**CHALLENGE:** Give every line back verbatim, dropping all images.

## begin EXTRACTED DATA

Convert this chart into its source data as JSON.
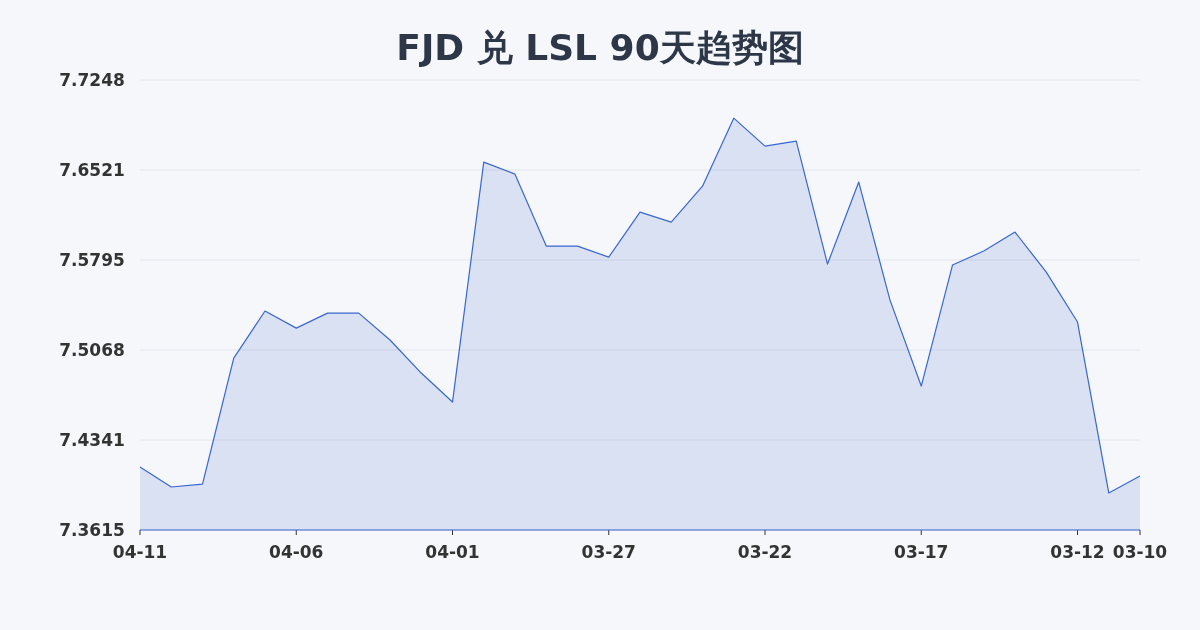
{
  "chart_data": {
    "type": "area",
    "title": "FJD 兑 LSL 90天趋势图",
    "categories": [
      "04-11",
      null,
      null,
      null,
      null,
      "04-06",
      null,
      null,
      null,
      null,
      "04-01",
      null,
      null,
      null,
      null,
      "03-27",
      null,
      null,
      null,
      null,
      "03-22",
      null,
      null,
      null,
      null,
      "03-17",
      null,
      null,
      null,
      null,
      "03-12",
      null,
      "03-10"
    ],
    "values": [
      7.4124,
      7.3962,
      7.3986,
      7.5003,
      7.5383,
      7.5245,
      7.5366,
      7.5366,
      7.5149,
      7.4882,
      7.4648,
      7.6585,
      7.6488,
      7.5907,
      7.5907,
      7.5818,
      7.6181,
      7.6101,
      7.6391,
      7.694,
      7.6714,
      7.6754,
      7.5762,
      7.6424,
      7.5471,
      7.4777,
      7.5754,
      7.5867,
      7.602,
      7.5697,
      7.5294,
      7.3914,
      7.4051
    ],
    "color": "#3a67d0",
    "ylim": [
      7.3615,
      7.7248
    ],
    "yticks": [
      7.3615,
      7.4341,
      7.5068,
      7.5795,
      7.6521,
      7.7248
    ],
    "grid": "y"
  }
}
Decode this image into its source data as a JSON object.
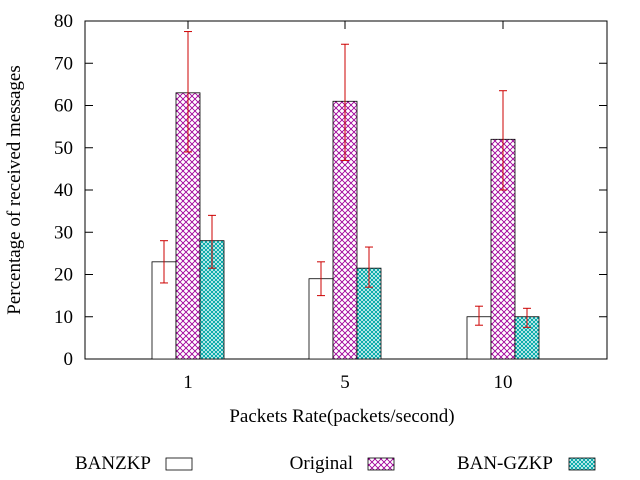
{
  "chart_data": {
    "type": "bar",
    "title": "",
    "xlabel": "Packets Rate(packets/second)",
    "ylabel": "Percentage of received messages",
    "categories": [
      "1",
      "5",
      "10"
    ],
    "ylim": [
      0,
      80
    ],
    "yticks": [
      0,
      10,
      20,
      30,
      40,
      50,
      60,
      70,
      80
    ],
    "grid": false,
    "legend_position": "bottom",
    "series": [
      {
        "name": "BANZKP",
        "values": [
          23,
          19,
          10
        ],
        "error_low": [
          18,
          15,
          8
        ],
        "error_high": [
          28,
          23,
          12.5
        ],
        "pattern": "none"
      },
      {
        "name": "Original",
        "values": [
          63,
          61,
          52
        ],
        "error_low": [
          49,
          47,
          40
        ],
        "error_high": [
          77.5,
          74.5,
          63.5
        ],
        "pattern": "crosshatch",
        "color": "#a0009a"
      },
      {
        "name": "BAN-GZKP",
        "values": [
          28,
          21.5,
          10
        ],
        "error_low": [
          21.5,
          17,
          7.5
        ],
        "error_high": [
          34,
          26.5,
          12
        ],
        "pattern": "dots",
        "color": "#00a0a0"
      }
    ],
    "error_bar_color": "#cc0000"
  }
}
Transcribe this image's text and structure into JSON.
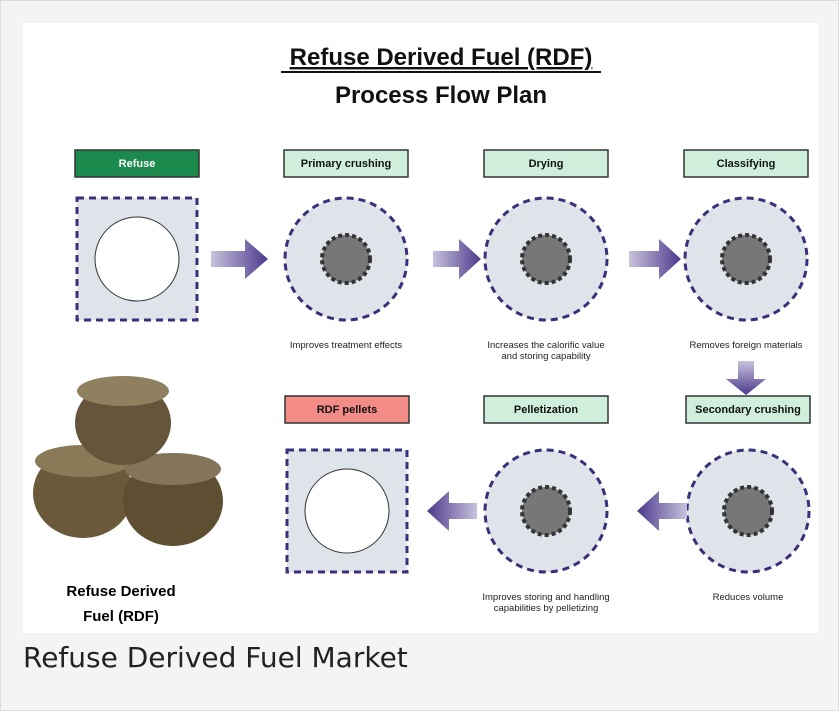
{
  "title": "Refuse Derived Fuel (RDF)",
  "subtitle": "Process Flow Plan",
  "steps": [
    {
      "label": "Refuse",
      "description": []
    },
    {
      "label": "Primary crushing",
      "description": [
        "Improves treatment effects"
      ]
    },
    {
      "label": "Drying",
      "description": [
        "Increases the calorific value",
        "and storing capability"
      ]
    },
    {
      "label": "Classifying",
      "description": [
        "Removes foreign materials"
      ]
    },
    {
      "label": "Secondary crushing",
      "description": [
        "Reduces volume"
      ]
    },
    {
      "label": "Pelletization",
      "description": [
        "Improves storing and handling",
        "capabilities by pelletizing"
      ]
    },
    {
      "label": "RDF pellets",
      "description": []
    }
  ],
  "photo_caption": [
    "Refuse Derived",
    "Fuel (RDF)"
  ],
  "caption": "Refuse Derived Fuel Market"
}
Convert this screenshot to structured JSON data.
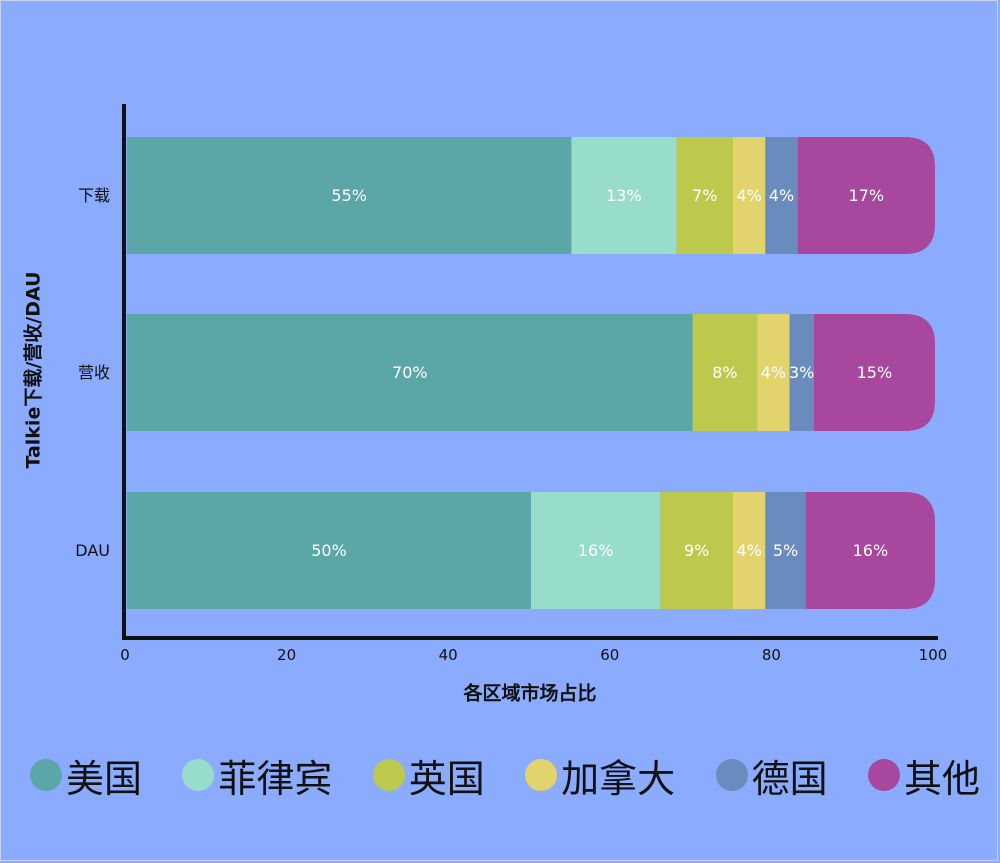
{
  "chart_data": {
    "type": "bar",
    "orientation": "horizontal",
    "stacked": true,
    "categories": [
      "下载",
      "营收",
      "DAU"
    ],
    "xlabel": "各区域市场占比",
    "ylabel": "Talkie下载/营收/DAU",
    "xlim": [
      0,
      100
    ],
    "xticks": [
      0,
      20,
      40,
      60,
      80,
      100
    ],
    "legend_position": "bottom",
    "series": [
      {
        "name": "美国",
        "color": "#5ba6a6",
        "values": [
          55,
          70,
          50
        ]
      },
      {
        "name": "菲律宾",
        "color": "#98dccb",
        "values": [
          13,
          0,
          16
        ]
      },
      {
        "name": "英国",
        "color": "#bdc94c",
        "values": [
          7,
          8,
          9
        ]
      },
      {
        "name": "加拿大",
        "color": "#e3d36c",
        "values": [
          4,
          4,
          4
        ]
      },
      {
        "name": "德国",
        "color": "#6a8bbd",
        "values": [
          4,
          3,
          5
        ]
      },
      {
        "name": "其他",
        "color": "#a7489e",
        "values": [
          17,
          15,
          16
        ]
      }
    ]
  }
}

## end EXTRACTED DATA

**EXERCISE OUTPUT:**
Convert this chart into its source data as JSON.
{
  "chart_data": {
    "type": "area",
    "title": "FJD 兑 LSL 90天趋势图",
    "categories": [
      "04-11",
      null,
      null,
      null,
      null,
      "04-06",
      null,
      null,
      null,
      null,
      "04-01",
      null,
      null,
      null,
      null,
      "03-27",
      null,
      null,
      null,
      null,
      "03-22",
      null,
      null,
      null,
      null,
      "03-17",
      null,
      null,
      null,
      null,
      "03-12",
      null,
      "03-10"
    ],
    "values": [
      7.4124,
      7.3962,
      7.3986,
      7.5003,
      7.5383,
      7.5245,
      7.5366,
      7.5366,
      7.5149,
      7.4882,
      7.4648,
      7.6585,
      7.6488,
      7.5907,
      7.5907,
      7.5818,
      7.6181,
      7.6101,
      7.6391,
      7.694,
      7.6714,
      7.6754,
      7.5762,
      7.6424,
      7.5471,
      7.4777,
      7.5754,
      7.5867,
      7.602,
      7.5697,
      7.5294,
      7.3914,
      7.4051
    ],
    "color": "#3a67d0",
    "ylim": [
      7.3615,
      7.7248
    ],
    "yticks": [
      7.3615,
      7.4341,
      7.5068,
      7.5795,
      7.6521,
      7.7248
    ],
    "grid": "y"
  }
}
Decode this image into its source data as a JSON object.
{
  "chart_data": {
    "type": "bar",
    "title": "",
    "xlabel": "Packets Rate(packets/second)",
    "ylabel": "Percentage of received messages",
    "categories": [
      "1",
      "5",
      "10"
    ],
    "ylim": [
      0,
      80
    ],
    "yticks": [
      0,
      10,
      20,
      30,
      40,
      50,
      60,
      70,
      80
    ],
    "grid": false,
    "legend_position": "bottom",
    "series": [
      {
        "name": "BANZKP",
        "values": [
          23,
          19,
          10
        ],
        "error_low": [
          18,
          15,
          8
        ],
        "error_high": [
          28,
          23,
          12.5
        ],
        "pattern": "none"
      },
      {
        "name": "Original",
        "values": [
          63,
          61,
          52
        ],
        "error_low": [
          49,
          47,
          40
        ],
        "error_high": [
          77.5,
          74.5,
          63.5
        ],
        "pattern": "crosshatch",
        "color": "#a0009a"
      },
      {
        "name": "BAN-GZKP",
        "values": [
          28,
          21.5,
          10
        ],
        "error_low": [
          21.5,
          17,
          7.5
        ],
        "error_high": [
          34,
          26.5,
          12
        ],
        "pattern": "dots",
        "color": "#00a0a0"
      }
    ],
    "error_bar_color": "#cc0000"
  }
}
Transcribe this image's text and structure into JSON.
{
  "title": "Refuse Derived Fuel (RDF)",
  "subtitle": "Process Flow Plan",
  "steps": [
    {
      "label": "Refuse",
      "description": []
    },
    {
      "label": "Primary crushing",
      "description": [
        "Improves treatment effects"
      ]
    },
    {
      "label": "Drying",
      "description": [
        "Increases the calorific value",
        "and storing capability"
      ]
    },
    {
      "label": "Classifying",
      "description": [
        "Removes foreign materials"
      ]
    },
    {
      "label": "Secondary crushing",
      "description": [
        "Reduces volume"
      ]
    },
    {
      "label": "Pelletization",
      "description": [
        "Improves storing and handling",
        "capabilities by pelletizing"
      ]
    },
    {
      "label": "RDF pellets",
      "description": []
    }
  ],
  "photo_caption": [
    "Refuse Derived",
    "Fuel (RDF)"
  ],
  "caption": "Refuse Derived Fuel Market"
}
Convert this screenshot to structured JSON data.
{
  "chart_data": {
    "type": "bar",
    "orientation": "horizontal",
    "stacked": true,
    "categories": [
      "下载",
      "营收",
      "DAU"
    ],
    "xlabel": "各区域市场占比",
    "ylabel": "Talkie下载/营收/DAU",
    "xlim": [
      0,
      100
    ],
    "xticks": [
      0,
      20,
      40,
      60,
      80,
      100
    ],
    "legend_position": "bottom",
    "series": [
      {
        "name": "美国",
        "color": "#5ba6a6",
        "values": [
          55,
          70,
          50
        ]
      },
      {
        "name": "菲律宾",
        "color": "#98dccb",
        "values": [
          13,
          0,
          16
        ]
      },
      {
        "name": "英国",
        "color": "#bdc94c",
        "values": [
          7,
          8,
          9
        ]
      },
      {
        "name": "加拿大",
        "color": "#e3d36c",
        "values": [
          4,
          4,
          4
        ]
      },
      {
        "name": "德国",
        "color": "#6a8bbd",
        "values": [
          4,
          3,
          5
        ]
      },
      {
        "name": "其他",
        "color": "#a7489e",
        "values": [
          17,
          15,
          16
        ]
      }
    ]
  }
}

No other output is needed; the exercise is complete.